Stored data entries

───

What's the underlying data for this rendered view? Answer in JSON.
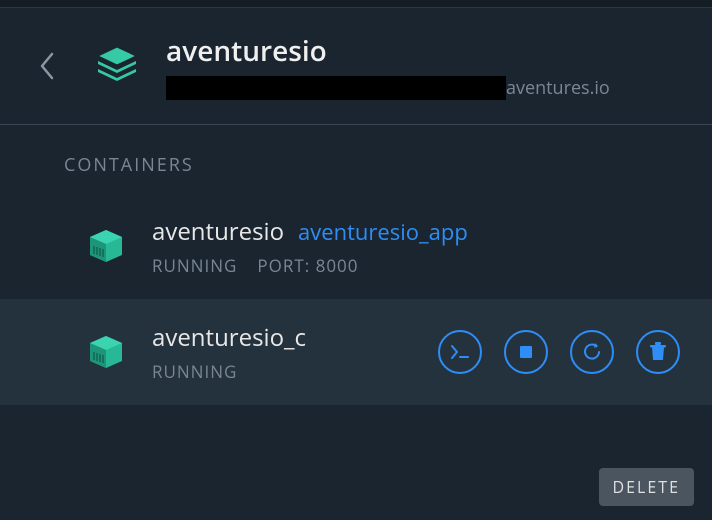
{
  "header": {
    "title": "aventuresio",
    "domain": "aventures.io"
  },
  "section_label": "CONTAINERS",
  "containers": [
    {
      "name": "aventuresio",
      "link": "aventuresio_app",
      "status": "RUNNING",
      "port_label": "PORT: 8000"
    },
    {
      "name": "aventuresio_c",
      "link": "",
      "status": "RUNNING",
      "port_label": ""
    }
  ],
  "delete_label": "DELETE"
}
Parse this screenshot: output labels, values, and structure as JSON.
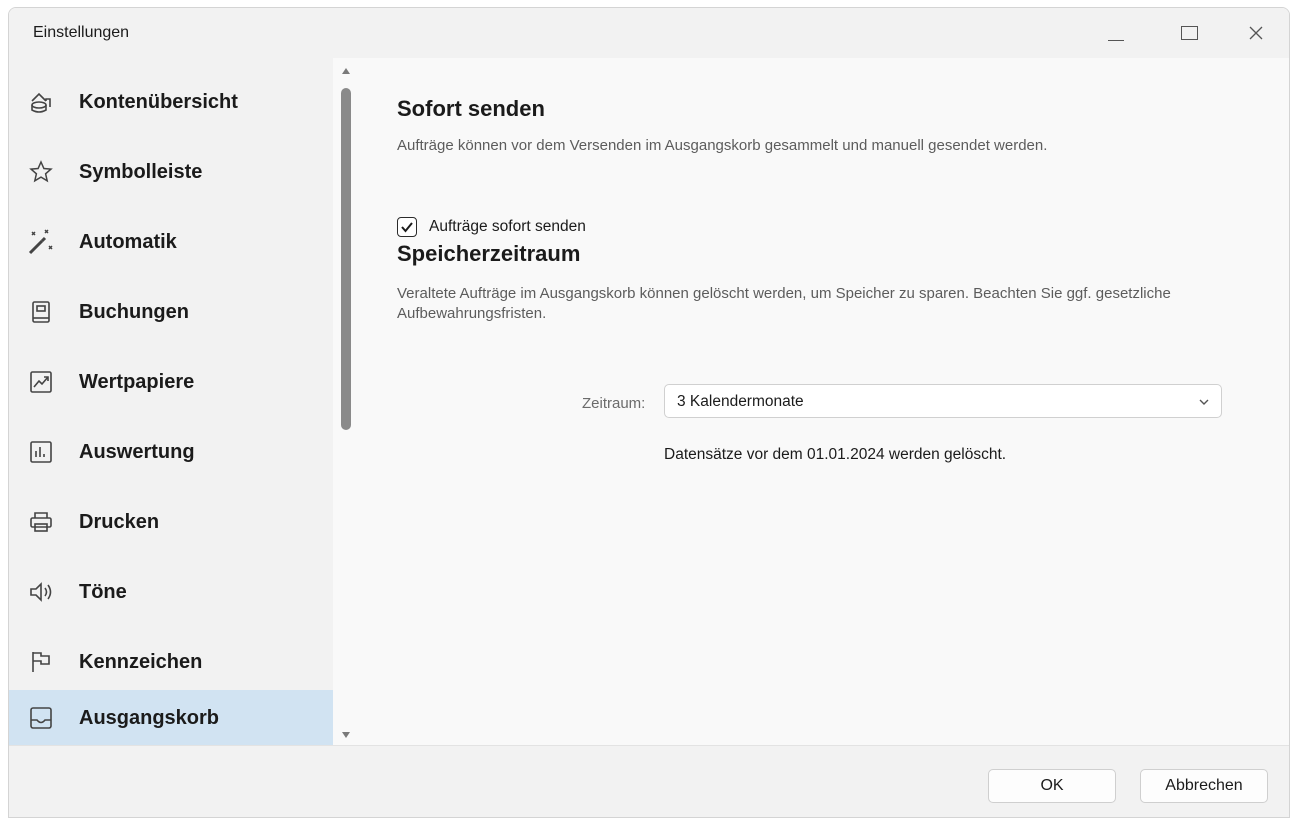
{
  "window": {
    "title": "Einstellungen"
  },
  "window_controls": {
    "minimize_icon": "minimize-icon",
    "maximize_icon": "maximize-icon",
    "close_icon": "close-icon",
    "close_glyph": "✕"
  },
  "sidebar": {
    "items": [
      {
        "label": "Kontenübersicht",
        "icon": "account-overview-icon"
      },
      {
        "label": "Symbolleiste",
        "icon": "star-icon"
      },
      {
        "label": "Automatik",
        "icon": "magic-wand-icon"
      },
      {
        "label": "Buchungen",
        "icon": "book-icon"
      },
      {
        "label": "Wertpapiere",
        "icon": "chart-trend-icon"
      },
      {
        "label": "Auswertung",
        "icon": "bar-chart-icon"
      },
      {
        "label": "Drucken",
        "icon": "printer-icon"
      },
      {
        "label": "Töne",
        "icon": "speaker-icon"
      },
      {
        "label": "Kennzeichen",
        "icon": "flag-icon"
      },
      {
        "label": "Ausgangskorb",
        "icon": "outbox-tray-icon",
        "selected": true
      }
    ]
  },
  "sections": {
    "send_now": {
      "title": "Sofort senden",
      "description": "Aufträge können vor dem Versenden im Ausgangskorb gesammelt und manuell gesendet werden.",
      "checkbox_label": "Aufträge sofort senden",
      "checked": true
    },
    "retention": {
      "title": "Speicherzeitraum",
      "description": "Veraltete Aufträge im Ausgangskorb können gelöscht werden, um Speicher zu sparen. Beachten Sie ggf. gesetzliche Aufbewahrungsfristen.",
      "field_label": "Zeitraum:",
      "selected_value": "3 Kalendermonate",
      "hint": "Datensätze vor dem 01.01.2024 werden gelöscht."
    }
  },
  "footer": {
    "ok_label": "OK",
    "cancel_label": "Abbrechen"
  },
  "colors": {
    "selected_item_bg": "#d1e3f2",
    "sidebar_bg": "#f2f2f2",
    "content_bg": "#f9f9f9"
  }
}
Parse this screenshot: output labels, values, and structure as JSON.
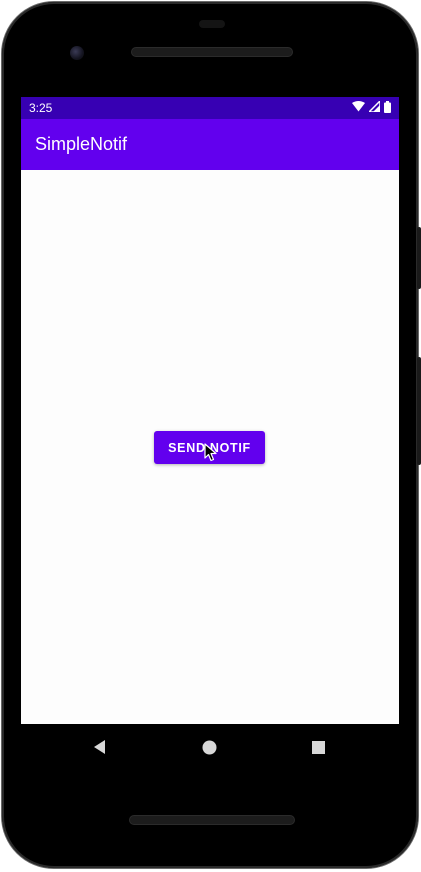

───

* What the task asks:
Lines containing "title" are to be counted. State the total and add nothing.

* Written response:
4